- Your objective: Omit images. Retype all entries verbatim.

- Data provided:
◆ ◆ ◆ ◆ ◆
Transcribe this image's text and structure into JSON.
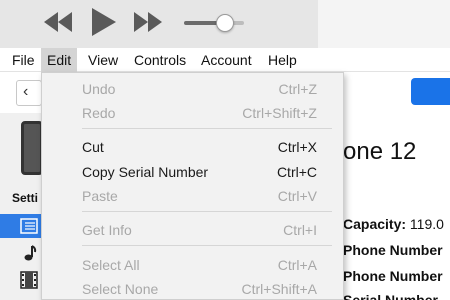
{
  "toolbar": {
    "icons": [
      "rewind-icon",
      "play-icon",
      "fast-forward-icon",
      "volume-slider"
    ],
    "volume_level": 0.75
  },
  "menubar": {
    "items": [
      "File",
      "Edit",
      "View",
      "Controls",
      "Account",
      "Help"
    ],
    "active": "Edit"
  },
  "edit_menu": {
    "items": [
      {
        "label": "Undo",
        "shortcut": "Ctrl+Z",
        "enabled": false
      },
      {
        "label": "Redo",
        "shortcut": "Ctrl+Shift+Z",
        "enabled": false
      },
      {
        "label": "Cut",
        "shortcut": "Ctrl+X",
        "enabled": true
      },
      {
        "label": "Copy Serial Number",
        "shortcut": "Ctrl+C",
        "enabled": true
      },
      {
        "label": "Paste",
        "shortcut": "Ctrl+V",
        "enabled": false
      },
      {
        "label": "Get Info",
        "shortcut": "Ctrl+I",
        "enabled": false
      },
      {
        "label": "Select All",
        "shortcut": "Ctrl+A",
        "enabled": false
      },
      {
        "label": "Select None",
        "shortcut": "Ctrl+Shift+A",
        "enabled": false
      }
    ]
  },
  "sidebar": {
    "settings_label": "Setti",
    "icons": [
      "list-icon",
      "music-note-icon",
      "film-icon"
    ]
  },
  "device": {
    "title": "one 12",
    "capacity_label": "Capacity:",
    "capacity_value": "119.0",
    "phone_number_label_1": "Phone Number",
    "phone_number_label_2": "Phone Number",
    "serial_label": "Serial Number"
  },
  "colors": {
    "accent": "#2f7ce5",
    "primary_button": "#1a73e8",
    "disabled_text": "#a8a8a8"
  }
}
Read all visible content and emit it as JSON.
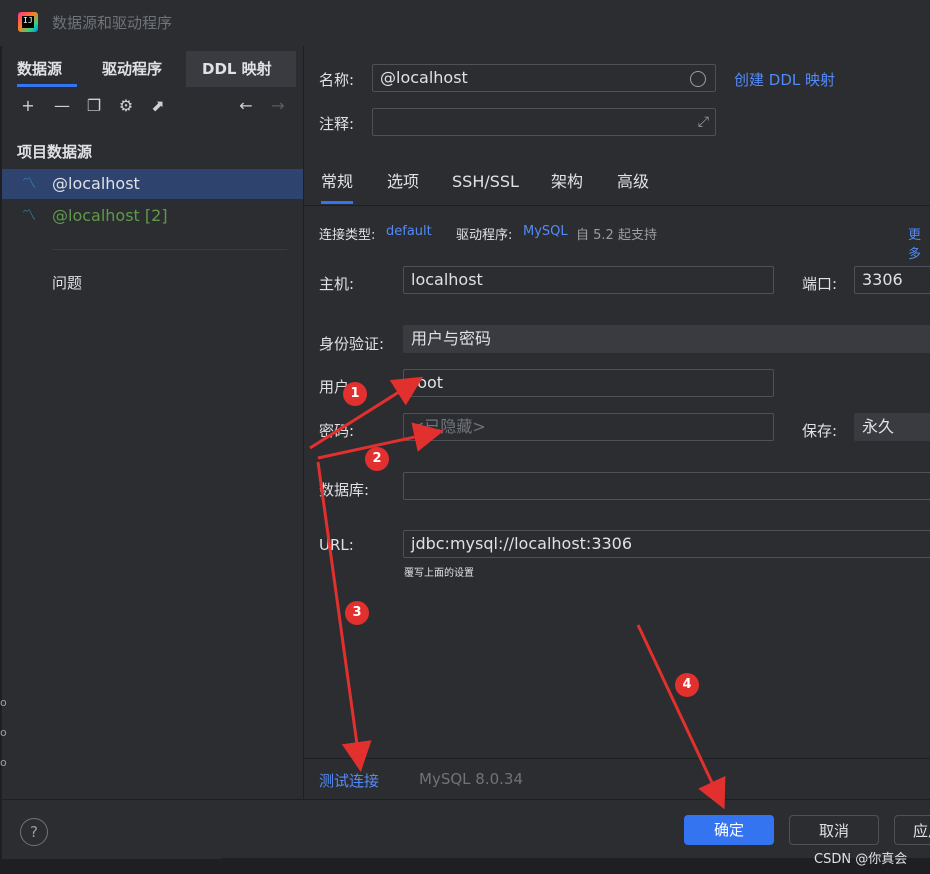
{
  "window": {
    "title": "数据源和驱动程序"
  },
  "left": {
    "tabs": [
      "数据源",
      "驱动程序",
      "DDL 映射"
    ],
    "section": "项目数据源",
    "datasources": [
      {
        "label": "@localhost",
        "color": "#dfe1e5"
      },
      {
        "label": "@localhost [2]",
        "color": "#5f9a4c"
      }
    ],
    "problems": "问题"
  },
  "right": {
    "name_label": "名称:",
    "name_value": "@localhost",
    "create_ddl_link": "创建 DDL 映射",
    "comment_label": "注释:",
    "comment_value": "",
    "tabs": [
      "常规",
      "选项",
      "SSH/SSL",
      "架构",
      "高级"
    ],
    "conn_type_label": "连接类型:",
    "conn_type_value": "default",
    "driver_label": "驱动程序:",
    "driver_value": "MySQL",
    "driver_note": "自 5.2 起支持",
    "more": "更多",
    "host_label": "主机:",
    "host_value": "localhost",
    "port_label": "端口:",
    "port_value": "3306",
    "auth_label": "身份验证:",
    "auth_value": "用户与密码",
    "user_label": "用户:",
    "user_value": "root",
    "password_label": "密码:",
    "password_placeholder": "<已隐藏>",
    "save_label": "保存:",
    "save_value": "永久",
    "database_label": "数据库:",
    "database_value": "",
    "url_label": "URL:",
    "url_value": "jdbc:mysql://localhost:3306",
    "url_hint": "覆写上面的设置",
    "test_connection": "测试连接",
    "server_version": "MySQL 8.0.34"
  },
  "buttons": {
    "ok": "确定",
    "cancel": "取消",
    "apply": "应用",
    "help": "?"
  },
  "annotations": [
    "1",
    "2",
    "3",
    "4"
  ],
  "watermark": "CSDN @你真会",
  "colors": {
    "accent": "#3574f0",
    "link": "#548af7",
    "annotation": "#e2302e"
  }
}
◆ ◆ ◆ ◆ ◆
- Correct response:
Transcribe this image's text and structure into JSON.
{
  "toolbar": {
    "icons": [
      "rewind-icon",
      "play-icon",
      "fast-forward-icon",
      "volume-slider"
    ],
    "volume_level": 0.75
  },
  "menubar": {
    "items": [
      "File",
      "Edit",
      "View",
      "Controls",
      "Account",
      "Help"
    ],
    "active": "Edit"
  },
  "edit_menu": {
    "items": [
      {
        "label": "Undo",
        "shortcut": "Ctrl+Z",
        "enabled": false
      },
      {
        "label": "Redo",
        "shortcut": "Ctrl+Shift+Z",
        "enabled": false
      },
      {
        "label": "Cut",
        "shortcut": "Ctrl+X",
        "enabled": true
      },
      {
        "label": "Copy Serial Number",
        "shortcut": "Ctrl+C",
        "enabled": true
      },
      {
        "label": "Paste",
        "shortcut": "Ctrl+V",
        "enabled": false
      },
      {
        "label": "Get Info",
        "shortcut": "Ctrl+I",
        "enabled": false
      },
      {
        "label": "Select All",
        "shortcut": "Ctrl+A",
        "enabled": false
      },
      {
        "label": "Select None",
        "shortcut": "Ctrl+Shift+A",
        "enabled": false
      }
    ]
  },
  "sidebar": {
    "settings_label": "Setti",
    "icons": [
      "list-icon",
      "music-note-icon",
      "film-icon"
    ]
  },
  "device": {
    "title": "one 12",
    "capacity_label": "Capacity:",
    "capacity_value": "119.0",
    "phone_number_label_1": "Phone Number",
    "phone_number_label_2": "Phone Number",
    "serial_label": "Serial Number"
  },
  "colors": {
    "accent": "#2f7ce5",
    "primary_button": "#1a73e8",
    "disabled_text": "#a8a8a8"
  }
}
Read all visible content and emit it as JSON.
{
  "window": {
    "title": "数据源和驱动程序"
  },
  "left": {
    "tabs": [
      "数据源",
      "驱动程序",
      "DDL 映射"
    ],
    "section": "项目数据源",
    "datasources": [
      {
        "label": "@localhost",
        "color": "#dfe1e5"
      },
      {
        "label": "@localhost [2]",
        "color": "#5f9a4c"
      }
    ],
    "problems": "问题"
  },
  "right": {
    "name_label": "名称:",
    "name_value": "@localhost",
    "create_ddl_link": "创建 DDL 映射",
    "comment_label": "注释:",
    "comment_value": "",
    "tabs": [
      "常规",
      "选项",
      "SSH/SSL",
      "架构",
      "高级"
    ],
    "conn_type_label": "连接类型:",
    "conn_type_value": "default",
    "driver_label": "驱动程序:",
    "driver_value": "MySQL",
    "driver_note": "自 5.2 起支持",
    "more": "更多",
    "host_label": "主机:",
    "host_value": "localhost",
    "port_label": "端口:",
    "port_value": "3306",
    "auth_label": "身份验证:",
    "auth_value": "用户与密码",
    "user_label": "用户:",
    "user_value": "root",
    "password_label": "密码:",
    "password_placeholder": "<已隐藏>",
    "save_label": "保存:",
    "save_value": "永久",
    "database_label": "数据库:",
    "database_value": "",
    "url_label": "URL:",
    "url_value": "jdbc:mysql://localhost:3306",
    "url_hint": "覆写上面的设置",
    "test_connection": "测试连接",
    "server_version": "MySQL 8.0.34"
  },
  "buttons": {
    "ok": "确定",
    "cancel": "取消",
    "apply": "应用",
    "help": "?"
  },
  "annotations": [
    "1",
    "2",
    "3",
    "4"
  ],
  "watermark": "CSDN @你真会",
  "colors": {
    "accent": "#3574f0",
    "link": "#548af7",
    "annotation": "#e2302e"
  }
}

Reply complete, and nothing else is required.